**Aim:** Scan the lines below for the string "Storage" and report how many lines contain it, giving only the number.

**Extracted records:**
+ + + +

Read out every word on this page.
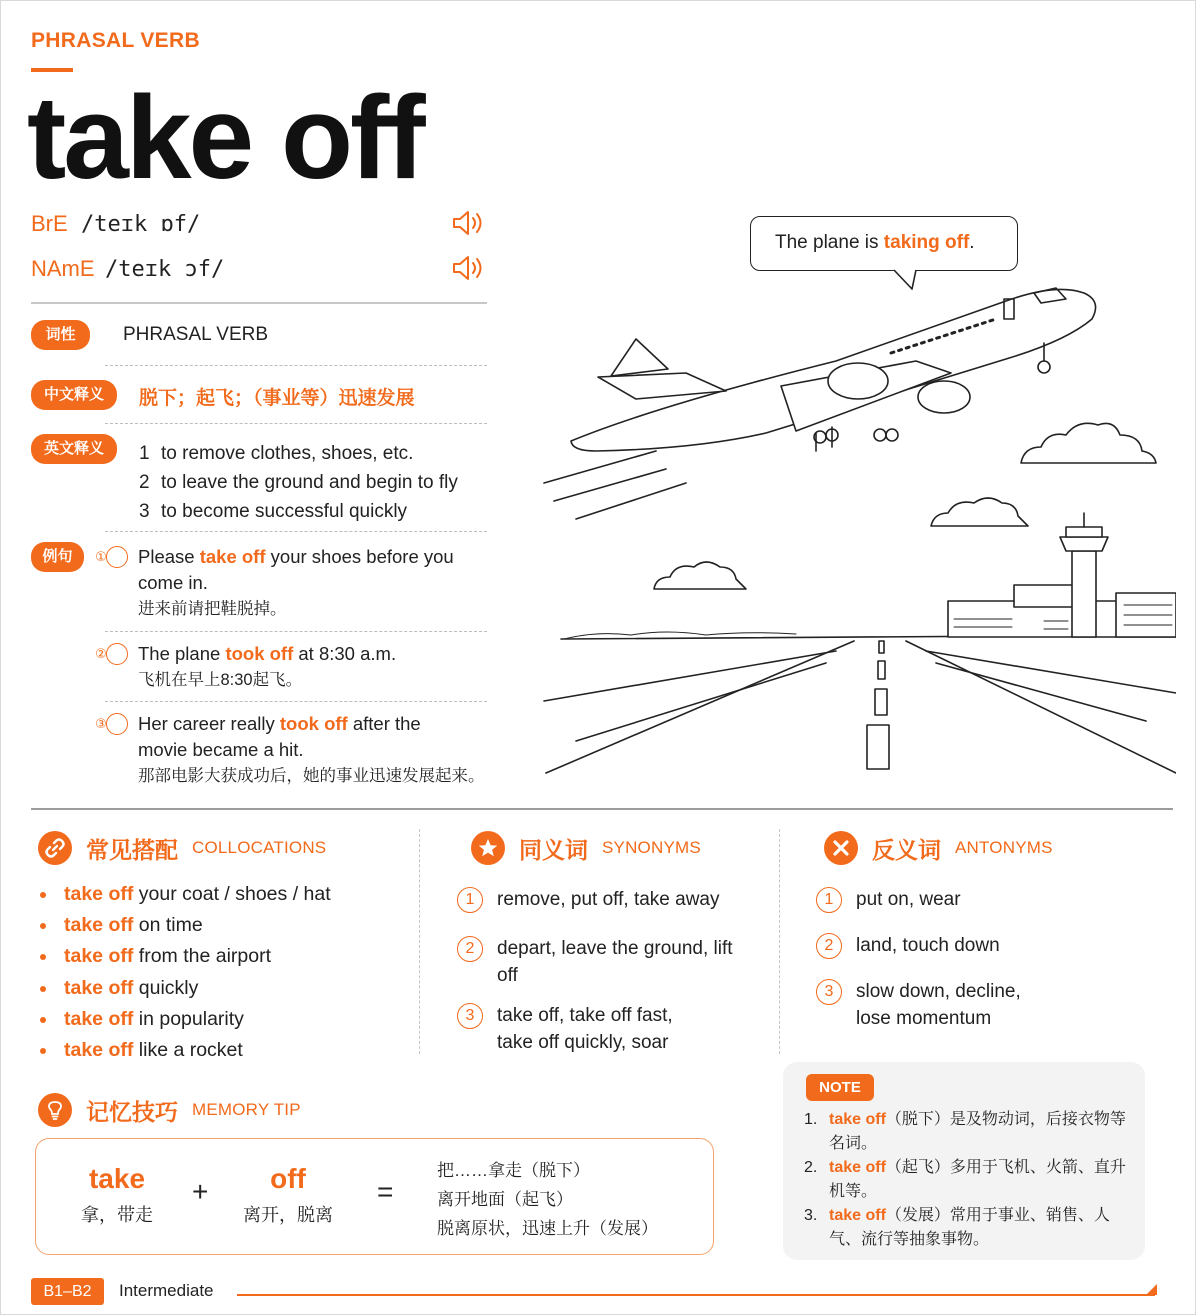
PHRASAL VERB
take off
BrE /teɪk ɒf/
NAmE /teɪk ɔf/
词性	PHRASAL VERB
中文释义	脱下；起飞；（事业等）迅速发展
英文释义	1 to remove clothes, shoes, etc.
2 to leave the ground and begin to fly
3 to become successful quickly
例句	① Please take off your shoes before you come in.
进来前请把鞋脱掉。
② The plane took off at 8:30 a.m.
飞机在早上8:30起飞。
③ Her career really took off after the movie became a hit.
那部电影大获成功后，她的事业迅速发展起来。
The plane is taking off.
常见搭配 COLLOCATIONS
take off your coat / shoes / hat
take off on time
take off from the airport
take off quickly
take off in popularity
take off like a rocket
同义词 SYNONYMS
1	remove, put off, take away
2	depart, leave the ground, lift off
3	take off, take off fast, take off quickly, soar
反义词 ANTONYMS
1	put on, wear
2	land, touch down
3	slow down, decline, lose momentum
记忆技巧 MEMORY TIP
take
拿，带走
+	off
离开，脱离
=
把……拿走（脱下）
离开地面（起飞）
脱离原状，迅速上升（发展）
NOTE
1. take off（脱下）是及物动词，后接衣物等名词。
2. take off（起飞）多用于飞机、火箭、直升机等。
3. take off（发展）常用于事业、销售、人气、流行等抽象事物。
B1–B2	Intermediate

+ + + +

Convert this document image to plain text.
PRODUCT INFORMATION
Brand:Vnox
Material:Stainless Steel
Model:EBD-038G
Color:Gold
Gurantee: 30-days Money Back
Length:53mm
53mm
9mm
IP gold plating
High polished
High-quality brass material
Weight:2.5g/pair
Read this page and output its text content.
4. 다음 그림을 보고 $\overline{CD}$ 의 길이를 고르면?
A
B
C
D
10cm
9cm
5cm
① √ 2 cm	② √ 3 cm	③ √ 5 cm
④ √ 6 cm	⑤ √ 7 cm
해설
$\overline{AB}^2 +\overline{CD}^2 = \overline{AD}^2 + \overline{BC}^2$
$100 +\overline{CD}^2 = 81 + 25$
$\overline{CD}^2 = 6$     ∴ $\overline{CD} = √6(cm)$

+ + + +

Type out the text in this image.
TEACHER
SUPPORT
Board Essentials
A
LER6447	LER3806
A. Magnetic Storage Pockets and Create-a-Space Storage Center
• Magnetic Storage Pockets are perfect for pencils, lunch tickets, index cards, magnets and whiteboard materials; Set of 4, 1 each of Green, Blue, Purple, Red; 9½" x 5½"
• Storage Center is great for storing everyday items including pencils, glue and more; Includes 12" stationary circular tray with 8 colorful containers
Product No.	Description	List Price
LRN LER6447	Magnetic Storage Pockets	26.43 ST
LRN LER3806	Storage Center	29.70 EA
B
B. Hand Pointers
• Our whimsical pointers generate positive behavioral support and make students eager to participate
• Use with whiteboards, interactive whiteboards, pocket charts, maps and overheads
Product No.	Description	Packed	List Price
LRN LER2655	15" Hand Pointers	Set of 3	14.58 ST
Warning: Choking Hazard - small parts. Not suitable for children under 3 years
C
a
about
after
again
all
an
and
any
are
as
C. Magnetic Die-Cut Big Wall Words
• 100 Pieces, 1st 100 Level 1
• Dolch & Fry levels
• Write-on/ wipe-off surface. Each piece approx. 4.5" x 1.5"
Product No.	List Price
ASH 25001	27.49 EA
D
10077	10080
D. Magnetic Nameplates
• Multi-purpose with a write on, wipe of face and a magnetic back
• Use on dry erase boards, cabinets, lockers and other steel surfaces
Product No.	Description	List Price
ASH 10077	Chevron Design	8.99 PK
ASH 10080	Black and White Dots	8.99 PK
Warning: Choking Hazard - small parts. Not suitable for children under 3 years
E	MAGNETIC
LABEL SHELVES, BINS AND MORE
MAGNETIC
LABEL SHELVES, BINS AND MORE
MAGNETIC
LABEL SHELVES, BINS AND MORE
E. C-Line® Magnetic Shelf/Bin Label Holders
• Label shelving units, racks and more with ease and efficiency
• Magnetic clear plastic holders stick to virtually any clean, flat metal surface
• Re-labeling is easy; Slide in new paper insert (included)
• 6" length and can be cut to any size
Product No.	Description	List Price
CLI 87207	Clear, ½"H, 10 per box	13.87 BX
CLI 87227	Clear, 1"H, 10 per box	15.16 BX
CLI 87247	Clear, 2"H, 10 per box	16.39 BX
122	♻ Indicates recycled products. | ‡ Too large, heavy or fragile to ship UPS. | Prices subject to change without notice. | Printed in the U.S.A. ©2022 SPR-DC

+ + + +

**Complete answer:** 5